Directions for this task: All lines below must be repeated exactly, with the pictures omitted.

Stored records

· · · · · · ·

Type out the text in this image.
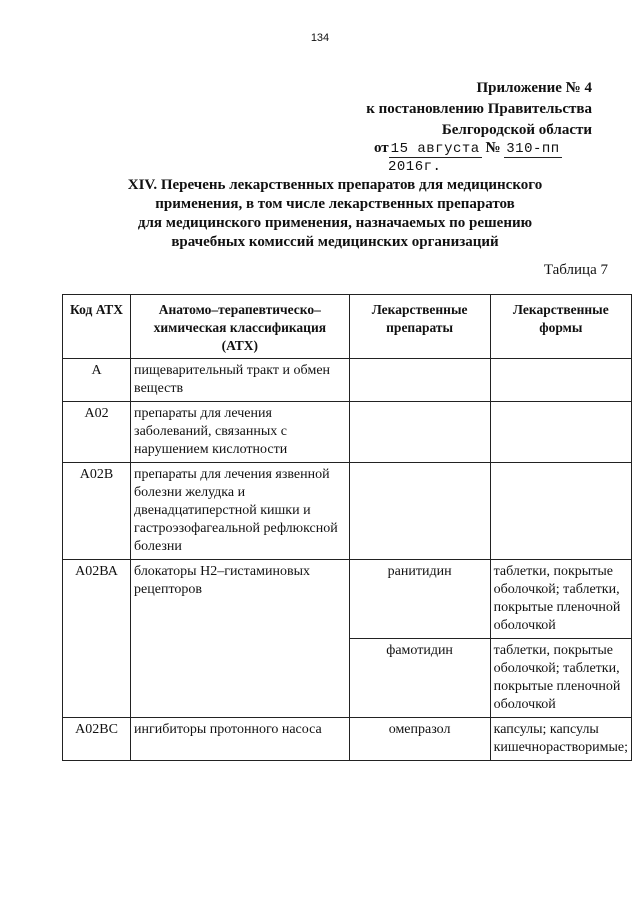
134
Приложение № 4
к постановлению Правительства
Белгородской области
от 15 августа № 310-пп
2016г.
XIV. Перечень лекарственных препаратов для медицинского
применения, в том числе лекарственных препаратов
для медицинского применения, назначаемых по решению
врачебных комиссий медицинских организаций
Таблица 7
Код АТХ	Анатомо–терапевтическо–химическая классификация (АТХ)	Лекарственные препараты	Лекарственные формы
А	пищеварительный тракт и обмен веществ		
А02	препараты для лечения заболеваний, связанных с нарушением кислотности		
А02В	препараты для лечения язвенной болезни желудка и двенадцатиперстной кишки и гастроэзофагеальной рефлюксной болезни		
А02ВА	блокаторы Н2–гистаминовых рецепторов	ранитидин	таблетки, покрытые оболочкой; таблетки, покрытые пленочной оболочкой
		фамотидин	таблетки, покрытые оболочкой; таблетки, покрытые пленочной оболочкой
А02ВС	ингибиторы протонного насоса	омепразол	капсулы; капсулы кишечнорастворимые;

· · · · · · ·

Reply:
Type out the text in this image.
134
Приложение № 4
к постановлению Правительства
Белгородской области
от 15 августа № 310-пп
2016г.
XIV. Перечень лекарственных препаратов для медицинского
применения, в том числе лекарственных препаратов
для медицинского применения, назначаемых по решению
врачебных комиссий медицинских организаций
Таблица 7
Код АТХ	Анатомо–терапевтическо–химическая классификация (АТХ)	Лекарственные препараты	Лекарственные формы
А	пищеварительный тракт и обмен веществ		
А02	препараты для лечения заболеваний, связанных с нарушением кислотности		
А02В	препараты для лечения язвенной болезни желудка и двенадцатиперстной кишки и гастроэзофагеальной рефлюксной болезни		
А02ВА	блокаторы Н2–гистаминовых рецепторов	ранитидин	таблетки, покрытые оболочкой; таблетки, покрытые пленочной оболочкой
		фамотидин	таблетки, покрытые оболочкой; таблетки, покрытые пленочной оболочкой
А02ВС	ингибиторы протонного насоса	омепразол	капсулы; капсулы кишечнорастворимые;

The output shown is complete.